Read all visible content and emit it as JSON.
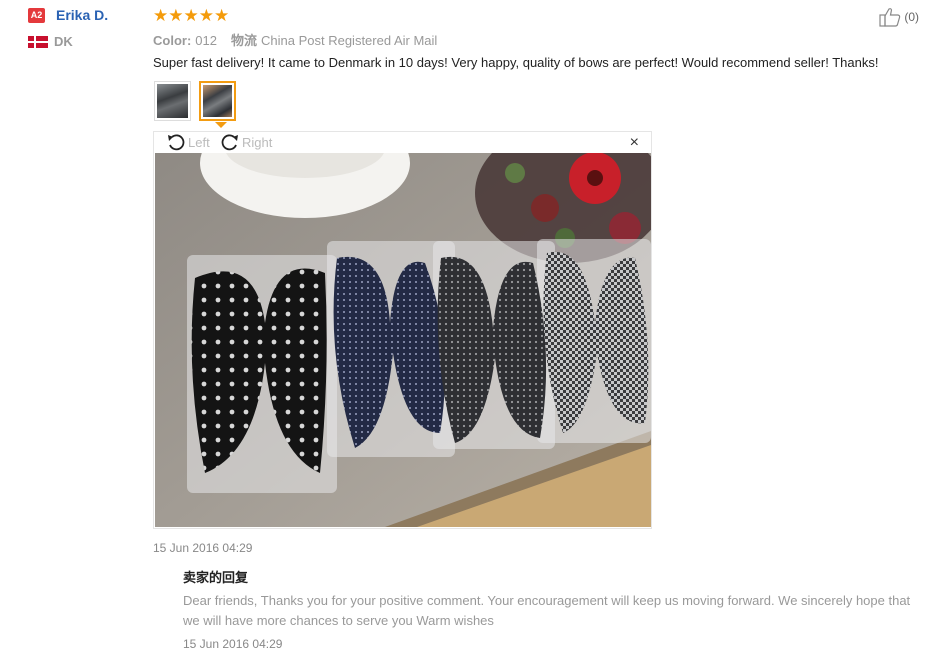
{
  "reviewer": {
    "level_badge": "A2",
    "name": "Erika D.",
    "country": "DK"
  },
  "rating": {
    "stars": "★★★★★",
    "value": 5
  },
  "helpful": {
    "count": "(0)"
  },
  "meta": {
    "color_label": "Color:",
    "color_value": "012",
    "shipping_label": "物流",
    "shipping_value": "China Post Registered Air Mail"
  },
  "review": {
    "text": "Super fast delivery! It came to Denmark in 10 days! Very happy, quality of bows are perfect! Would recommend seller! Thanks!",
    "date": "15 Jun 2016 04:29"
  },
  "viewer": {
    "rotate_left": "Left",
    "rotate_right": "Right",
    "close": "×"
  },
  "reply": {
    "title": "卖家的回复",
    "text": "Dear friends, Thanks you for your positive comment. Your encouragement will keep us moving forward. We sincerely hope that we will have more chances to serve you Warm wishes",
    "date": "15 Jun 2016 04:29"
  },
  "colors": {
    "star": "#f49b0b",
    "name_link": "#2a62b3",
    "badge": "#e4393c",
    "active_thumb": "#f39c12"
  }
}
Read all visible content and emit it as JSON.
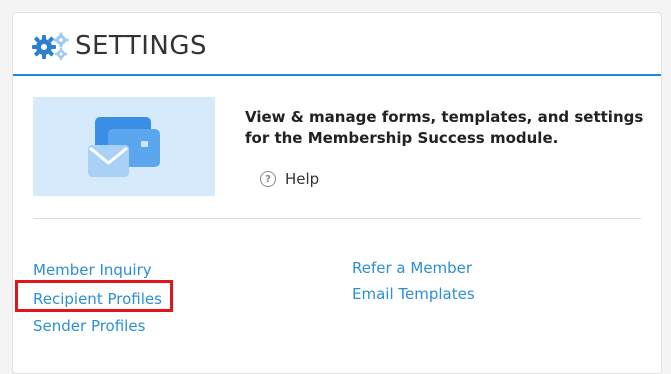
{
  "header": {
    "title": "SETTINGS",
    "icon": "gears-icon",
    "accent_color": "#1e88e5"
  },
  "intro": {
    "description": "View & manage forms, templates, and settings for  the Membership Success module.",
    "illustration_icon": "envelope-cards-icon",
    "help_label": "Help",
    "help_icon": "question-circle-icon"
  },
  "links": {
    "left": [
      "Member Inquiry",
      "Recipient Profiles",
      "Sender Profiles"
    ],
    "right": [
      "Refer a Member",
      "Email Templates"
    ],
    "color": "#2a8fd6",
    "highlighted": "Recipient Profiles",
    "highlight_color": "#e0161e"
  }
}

▶ **What the exercise asks**:
Across the material above, how many lines include the string "text"? Only the number is wanted.

▶ **Solution to this task**:
2